STATED EXERCISE: Filter the records below and copy every line containing the word "each".

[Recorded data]

▼

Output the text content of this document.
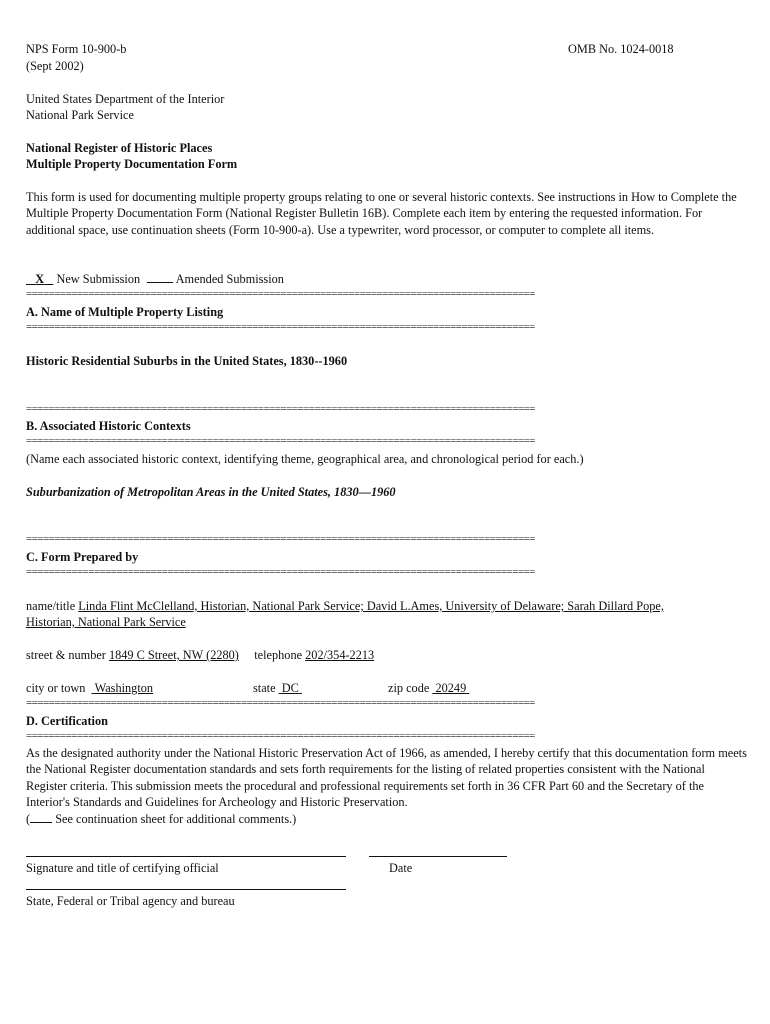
NPS Form 10-900-b	OMB No. 1024-0018
(Sept 2002)
United States Department of the Interior
National Park Service
National Register of Historic Places
Multiple Property Documentation Form
This form is used for documenting multiple property groups relating to one or several historic contexts. See instructions in How to Complete the Multiple Property Documentation Form (National Register Bulletin 16B). Complete each item by entering the requested information. For additional space, use continuation sheets (Form 10-900-a). Use a typewriter, word processor, or computer to complete all items.
X New Submission	Amended Submission
==========================================================================================
A. Name of Multiple Property Listing
==========================================================================================
Historic Residential Suburbs in the United States, 1830--1960
==========================================================================================
B. Associated Historic Contexts
==========================================================================================
(Name each associated historic context, identifying theme, geographical area, and chronological period for each.)
Suburbanization of Metropolitan Areas in the United States, 1830—1960
==========================================================================================
C. Form Prepared by
==========================================================================================
name/title Linda Flint McClelland, Historian, National Park Service; David L.Ames, University of Delaware; Sarah Dillard Pope,
Historian, National Park Service
street & number 1849 C Street, NW (2280) telephone 202/354-2213
city or town Washington	state DC	zip code 20249
==========================================================================================
D. Certification
==========================================================================================
As the designated authority under the National Historic Preservation Act of 1966, as amended, I hereby certify that this documentation form meets the National Register documentation standards and sets forth requirements for the listing of related properties consistent with the National Register criteria. This submission meets the procedural and professional requirements set forth in 36 CFR Part 60 and the Secretary of the Interior's Standards and Guidelines for Archeology and Historic Preservation.
( See continuation sheet for additional comments.)
Signature and title of certifying official	Date
State, Federal or Tribal agency and bureau
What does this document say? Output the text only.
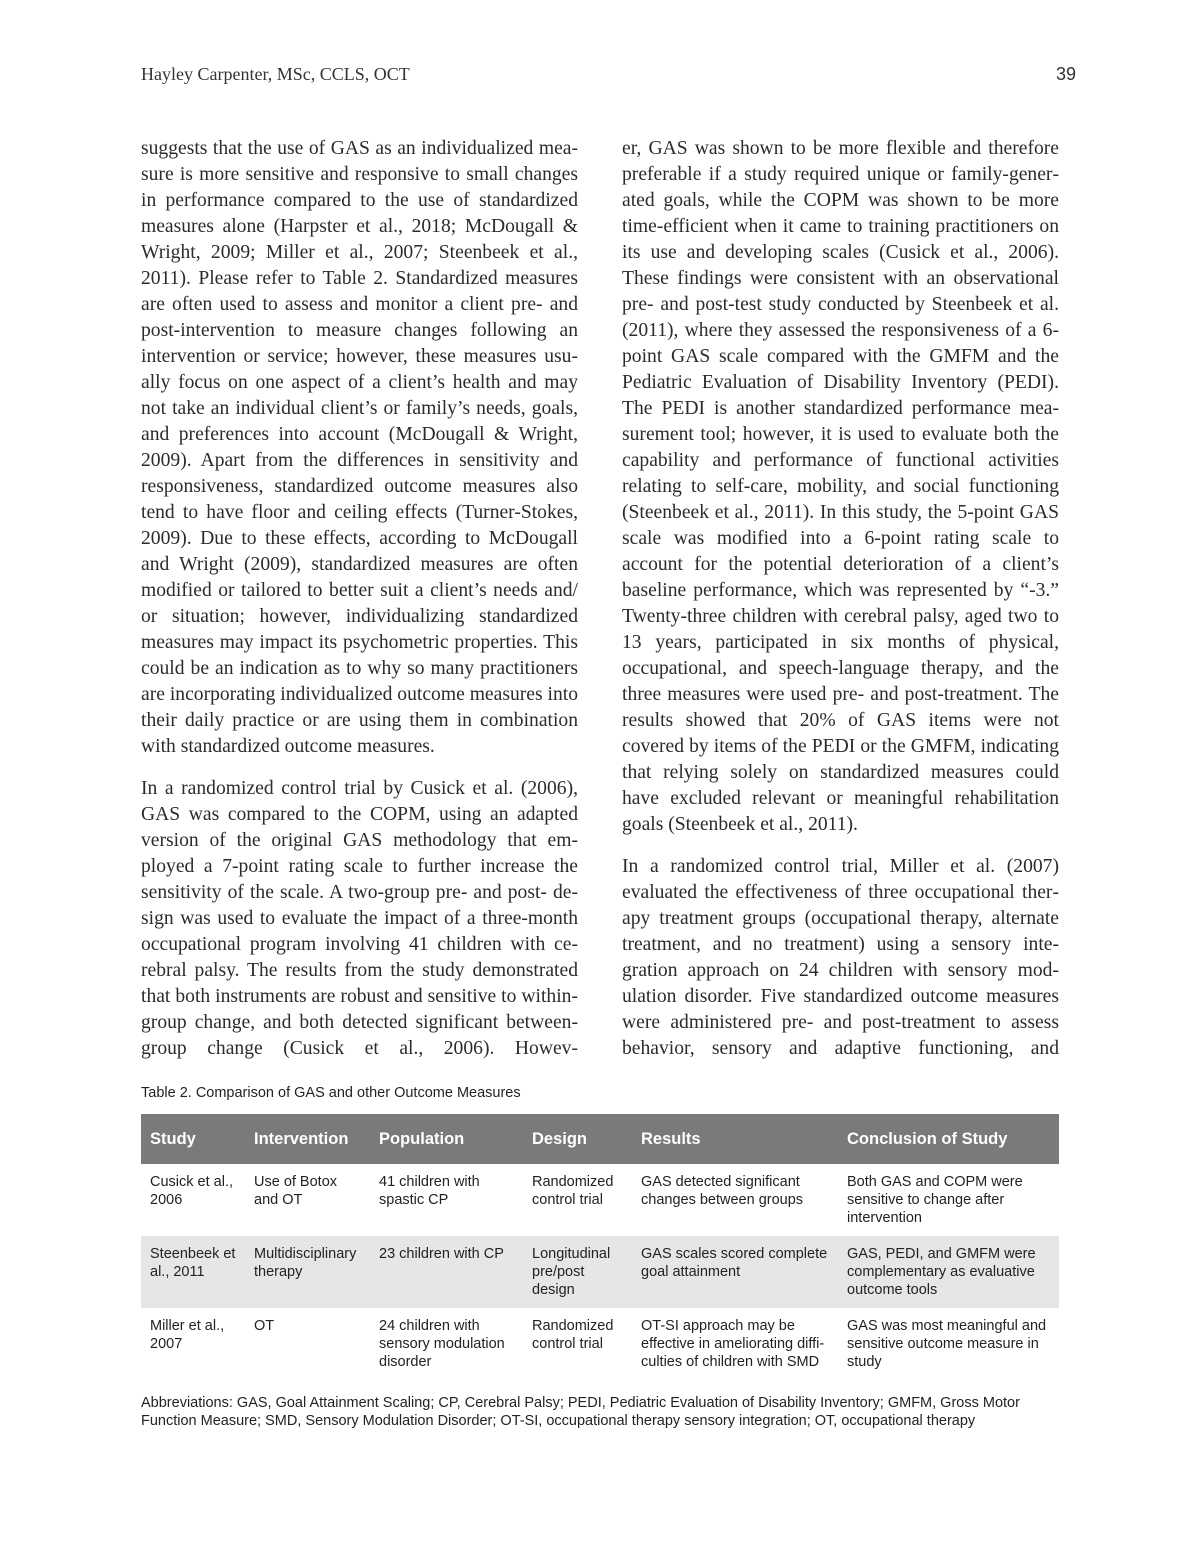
Hayley Carpenter, MSc, CCLS, OCT	39

suggests that the use of GAS as an individualized measure is more sensitive and responsive to small changes in performance compared to the use of standardized measures alone (Harpster et al., 2018; McDougall & Wright, 2009; Miller et al., 2007; Steenbeek et al., 2011). Please refer to Table 2. Standardized measures are often used to assess and monitor a client pre- and post-intervention to measure changes following an intervention or service; however, these measures usually focus on one aspect of a client’s health and may not take an individual client’s or family’s needs, goals, and preferences into account (McDougall & Wright, 2009). Apart from the differences in sensitivity and responsiveness, standardized outcome measures also tend to have floor and ceiling effects (Turner-Stokes, 2009). Due to these effects, according to McDougall and Wright (2009), standardized measures are often modified or tailored to better suit a client’s needs and/ or situation; however, individualizing standardized measures may impact its psychometric properties. This could be an indication as to why so many practitioners are incorporating individualized outcome measures into their daily practice or are using them in combination with standardized outcome measures.

In a randomized control trial by Cusick et al. (2006), GAS was compared to the COPM, using an adapted version of the original GAS methodology that employed a 7-point rating scale to further increase the sensitivity of the scale. A two-group pre- and post- design was used to evaluate the impact of a three-month occupational program involving 41 children with cerebral palsy. The results from the study demonstrated that both instruments are robust and sensitive to within-group change, and both detected significant between-group change (Cusick et al., 2006). Howev-

er, GAS was shown to be more flexible and therefore preferable if a study required unique or family-generated goals, while the COPM was shown to be more time-efficient when it came to training practitioners on its use and developing scales (Cusick et al., 2006). These findings were consistent with an observational pre- and post-test study conducted by Steenbeek et al. (2011), where they assessed the responsiveness of a 6-point GAS scale compared with the GMFM and the Pediatric Evaluation of Disability Inventory (PEDI). The PEDI is another standardized performance measurement tool; however, it is used to evaluate both the capability and performance of functional activities relating to self-care, mobility, and social functioning (Steenbeek et al., 2011). In this study, the 5-point GAS scale was modified into a 6-point rating scale to account for the potential deterioration of a client’s baseline performance, which was represented by “-3.” Twenty-three children with cerebral palsy, aged two to 13 years, participated in six months of physical, occupational, and speech-language therapy, and the three measures were used pre- and post-treatment. The results showed that 20% of GAS items were not covered by items of the PEDI or the GMFM, indicating that relying solely on standardized measures could have excluded relevant or meaningful rehabilitation goals (Steenbeek et al., 2011).

In a randomized control trial, Miller et al. (2007) evaluated the effectiveness of three occupational therapy treatment groups (occupational therapy, alternate treatment, and no treatment) using a sensory integration approach on 24 children with sensory modulation disorder. Five standardized outcome measures were administered pre- and post-treatment to assess behavior, sensory and adaptive functioning, and

Table 2. Comparison of GAS and other Outcome Measures
Study	Intervention	Population	Design	Results	Conclusion of Study
Cusick et al., 2006	Use of Botox and OT	41 children with spastic CP	Randomized control trial	GAS detected significant changes between groups	Both GAS and COPM were sensitive to change after intervention
Steenbeek et al., 2011	Multidisciplinary therapy	23 children with CP	Longitudinal pre/post design	GAS scales scored complete goal attainment	GAS, PEDI, and GMFM were complementary as evaluative outcome tools
Miller et al., 2007	OT	24 children with sensory modulation disorder	Randomized control trial	OT-SI approach may be effective in ameliorating difficulties of children with SMD	GAS was most meaningful and sensitive outcome measure in study
Abbreviations: GAS, Goal Attainment Scaling; CP, Cerebral Palsy; PEDI, Pediatric Evaluation of Disability Inventory; GMFM, Gross Motor Function Measure; SMD, Sensory Modulation Disorder; OT-SI, occupational therapy sensory integration; OT, occupational therapy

▲

SOLVED EXERCISE:
This form is used for documenting multiple property groups relating to one or several historic contexts. See instructions in How to Complete the Multiple Property Documentation Form (National Register Bulletin 16B). Complete each item by entering the requested information. For additional space, use continuation sheets (Form 10-900-a). Use a typewriter, word processor, or computer to complete all items.
(Name each associated historic context, identifying theme, geographical area, and chronological period for each.)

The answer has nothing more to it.